Gather every line that includes the word "name", please.
──────── ENTRIES SUPPLIED ────────
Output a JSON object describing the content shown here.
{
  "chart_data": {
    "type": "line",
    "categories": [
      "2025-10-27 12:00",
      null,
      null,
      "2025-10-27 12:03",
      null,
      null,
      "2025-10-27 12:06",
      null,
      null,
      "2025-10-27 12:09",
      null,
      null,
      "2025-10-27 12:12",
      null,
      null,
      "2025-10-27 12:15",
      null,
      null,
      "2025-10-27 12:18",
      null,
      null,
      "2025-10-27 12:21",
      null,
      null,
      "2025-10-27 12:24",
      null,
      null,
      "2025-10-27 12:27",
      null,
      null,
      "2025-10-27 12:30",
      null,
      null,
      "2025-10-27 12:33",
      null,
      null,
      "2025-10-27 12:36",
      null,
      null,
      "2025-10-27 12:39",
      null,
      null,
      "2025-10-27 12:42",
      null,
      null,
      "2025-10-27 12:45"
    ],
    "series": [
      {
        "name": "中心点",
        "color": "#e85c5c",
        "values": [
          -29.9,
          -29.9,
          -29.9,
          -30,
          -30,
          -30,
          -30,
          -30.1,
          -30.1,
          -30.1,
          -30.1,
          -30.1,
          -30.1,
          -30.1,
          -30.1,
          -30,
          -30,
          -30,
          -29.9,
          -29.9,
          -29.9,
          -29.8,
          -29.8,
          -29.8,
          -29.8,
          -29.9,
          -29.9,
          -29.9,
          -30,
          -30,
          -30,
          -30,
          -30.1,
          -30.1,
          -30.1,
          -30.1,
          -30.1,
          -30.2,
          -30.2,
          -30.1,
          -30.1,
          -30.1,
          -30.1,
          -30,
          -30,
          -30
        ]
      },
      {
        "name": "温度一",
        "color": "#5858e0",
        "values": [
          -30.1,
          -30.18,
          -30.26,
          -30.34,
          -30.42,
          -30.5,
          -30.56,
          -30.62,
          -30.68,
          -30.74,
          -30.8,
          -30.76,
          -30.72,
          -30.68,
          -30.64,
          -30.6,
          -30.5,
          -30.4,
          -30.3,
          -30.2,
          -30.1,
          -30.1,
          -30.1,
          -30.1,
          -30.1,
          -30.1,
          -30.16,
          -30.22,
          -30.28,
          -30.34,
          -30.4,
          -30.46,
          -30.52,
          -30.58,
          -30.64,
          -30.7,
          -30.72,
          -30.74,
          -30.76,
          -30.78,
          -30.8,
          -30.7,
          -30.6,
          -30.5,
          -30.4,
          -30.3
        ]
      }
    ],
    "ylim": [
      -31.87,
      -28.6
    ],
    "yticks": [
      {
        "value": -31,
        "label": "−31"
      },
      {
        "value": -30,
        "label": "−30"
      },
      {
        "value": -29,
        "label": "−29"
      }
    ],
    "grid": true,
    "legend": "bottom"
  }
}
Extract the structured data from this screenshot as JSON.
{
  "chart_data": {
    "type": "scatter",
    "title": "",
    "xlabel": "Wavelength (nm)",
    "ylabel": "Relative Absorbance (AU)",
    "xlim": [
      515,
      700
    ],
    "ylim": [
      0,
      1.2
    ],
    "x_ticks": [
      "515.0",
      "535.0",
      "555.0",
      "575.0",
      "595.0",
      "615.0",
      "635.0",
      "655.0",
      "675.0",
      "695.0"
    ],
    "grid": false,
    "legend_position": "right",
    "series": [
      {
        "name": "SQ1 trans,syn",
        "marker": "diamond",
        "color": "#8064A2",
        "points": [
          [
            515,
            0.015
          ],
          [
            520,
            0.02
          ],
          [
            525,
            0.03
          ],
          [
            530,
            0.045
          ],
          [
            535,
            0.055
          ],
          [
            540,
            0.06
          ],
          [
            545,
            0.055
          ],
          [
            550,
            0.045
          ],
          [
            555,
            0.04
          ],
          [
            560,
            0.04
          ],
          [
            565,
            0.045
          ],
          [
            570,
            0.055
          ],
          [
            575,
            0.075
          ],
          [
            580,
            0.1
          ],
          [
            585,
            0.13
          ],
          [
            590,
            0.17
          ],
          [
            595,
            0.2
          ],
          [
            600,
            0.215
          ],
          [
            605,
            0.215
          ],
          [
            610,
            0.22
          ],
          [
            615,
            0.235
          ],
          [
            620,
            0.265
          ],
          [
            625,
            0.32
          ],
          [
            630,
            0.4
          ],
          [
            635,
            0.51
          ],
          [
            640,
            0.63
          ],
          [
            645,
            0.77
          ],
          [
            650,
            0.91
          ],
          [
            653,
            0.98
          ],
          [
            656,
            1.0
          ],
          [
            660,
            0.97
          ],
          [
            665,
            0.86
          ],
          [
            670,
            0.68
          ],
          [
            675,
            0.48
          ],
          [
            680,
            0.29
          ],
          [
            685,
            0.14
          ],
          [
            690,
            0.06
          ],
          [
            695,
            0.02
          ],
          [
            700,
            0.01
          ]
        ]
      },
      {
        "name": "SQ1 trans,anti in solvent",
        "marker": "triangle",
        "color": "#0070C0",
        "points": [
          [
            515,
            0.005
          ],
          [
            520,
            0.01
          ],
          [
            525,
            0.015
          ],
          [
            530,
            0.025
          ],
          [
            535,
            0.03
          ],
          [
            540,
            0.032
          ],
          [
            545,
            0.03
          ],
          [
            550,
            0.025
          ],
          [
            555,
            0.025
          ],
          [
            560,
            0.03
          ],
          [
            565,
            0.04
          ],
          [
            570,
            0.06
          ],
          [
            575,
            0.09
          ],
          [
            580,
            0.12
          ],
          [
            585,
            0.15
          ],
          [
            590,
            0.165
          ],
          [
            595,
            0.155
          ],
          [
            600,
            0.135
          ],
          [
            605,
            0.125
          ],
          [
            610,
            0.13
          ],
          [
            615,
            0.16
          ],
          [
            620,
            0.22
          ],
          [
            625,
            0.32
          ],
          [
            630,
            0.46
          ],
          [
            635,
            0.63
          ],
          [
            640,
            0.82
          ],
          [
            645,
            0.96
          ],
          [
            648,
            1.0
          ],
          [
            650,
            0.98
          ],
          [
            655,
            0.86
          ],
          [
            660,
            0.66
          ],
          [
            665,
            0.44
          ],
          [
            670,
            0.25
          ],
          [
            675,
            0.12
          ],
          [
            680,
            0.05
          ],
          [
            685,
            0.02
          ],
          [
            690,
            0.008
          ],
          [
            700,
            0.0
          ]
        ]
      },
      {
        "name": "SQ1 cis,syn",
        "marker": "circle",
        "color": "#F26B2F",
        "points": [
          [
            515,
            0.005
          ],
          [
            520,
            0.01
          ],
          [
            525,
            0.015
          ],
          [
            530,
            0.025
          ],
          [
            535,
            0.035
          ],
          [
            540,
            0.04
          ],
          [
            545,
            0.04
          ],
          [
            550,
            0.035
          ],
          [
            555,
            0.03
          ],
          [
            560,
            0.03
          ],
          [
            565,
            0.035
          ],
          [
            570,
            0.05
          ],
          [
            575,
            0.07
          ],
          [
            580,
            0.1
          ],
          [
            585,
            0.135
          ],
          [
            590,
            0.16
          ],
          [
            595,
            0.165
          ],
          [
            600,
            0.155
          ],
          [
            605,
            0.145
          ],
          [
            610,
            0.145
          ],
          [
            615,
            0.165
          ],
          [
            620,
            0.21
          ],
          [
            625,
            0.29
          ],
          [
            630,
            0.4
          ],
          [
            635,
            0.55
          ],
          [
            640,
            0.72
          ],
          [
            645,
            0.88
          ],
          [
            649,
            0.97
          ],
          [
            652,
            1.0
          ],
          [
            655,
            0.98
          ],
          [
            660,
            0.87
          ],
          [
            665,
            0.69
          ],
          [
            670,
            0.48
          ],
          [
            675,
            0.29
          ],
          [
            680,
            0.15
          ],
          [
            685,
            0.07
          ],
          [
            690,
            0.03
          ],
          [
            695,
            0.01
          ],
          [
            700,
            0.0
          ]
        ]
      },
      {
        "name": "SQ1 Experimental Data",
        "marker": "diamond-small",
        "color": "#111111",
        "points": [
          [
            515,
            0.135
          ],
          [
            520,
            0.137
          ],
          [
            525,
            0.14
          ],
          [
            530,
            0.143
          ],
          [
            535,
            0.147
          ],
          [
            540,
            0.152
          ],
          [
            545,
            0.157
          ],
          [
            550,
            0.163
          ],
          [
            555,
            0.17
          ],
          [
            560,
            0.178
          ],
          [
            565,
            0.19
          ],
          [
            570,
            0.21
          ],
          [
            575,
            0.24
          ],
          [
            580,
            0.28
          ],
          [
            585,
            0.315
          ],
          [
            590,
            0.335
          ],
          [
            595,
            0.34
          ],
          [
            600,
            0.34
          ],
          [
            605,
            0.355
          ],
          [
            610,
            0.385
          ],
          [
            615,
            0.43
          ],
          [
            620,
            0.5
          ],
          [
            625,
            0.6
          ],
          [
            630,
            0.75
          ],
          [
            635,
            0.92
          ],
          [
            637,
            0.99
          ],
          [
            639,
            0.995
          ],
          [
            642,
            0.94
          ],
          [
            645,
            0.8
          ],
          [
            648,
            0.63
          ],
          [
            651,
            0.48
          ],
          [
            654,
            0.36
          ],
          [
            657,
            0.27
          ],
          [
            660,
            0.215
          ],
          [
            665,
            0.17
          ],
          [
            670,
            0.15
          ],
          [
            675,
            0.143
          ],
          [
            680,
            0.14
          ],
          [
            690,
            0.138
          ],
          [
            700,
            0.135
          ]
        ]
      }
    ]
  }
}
────────
FINAL RESULT:
        "name": "中心点",
        "name": "温度一",
        "name": "SQ1 trans,syn",
        "name": "SQ1 trans,anti in solvent",
        "name": "SQ1 cis,syn",
        "name": "SQ1 Experimental Data",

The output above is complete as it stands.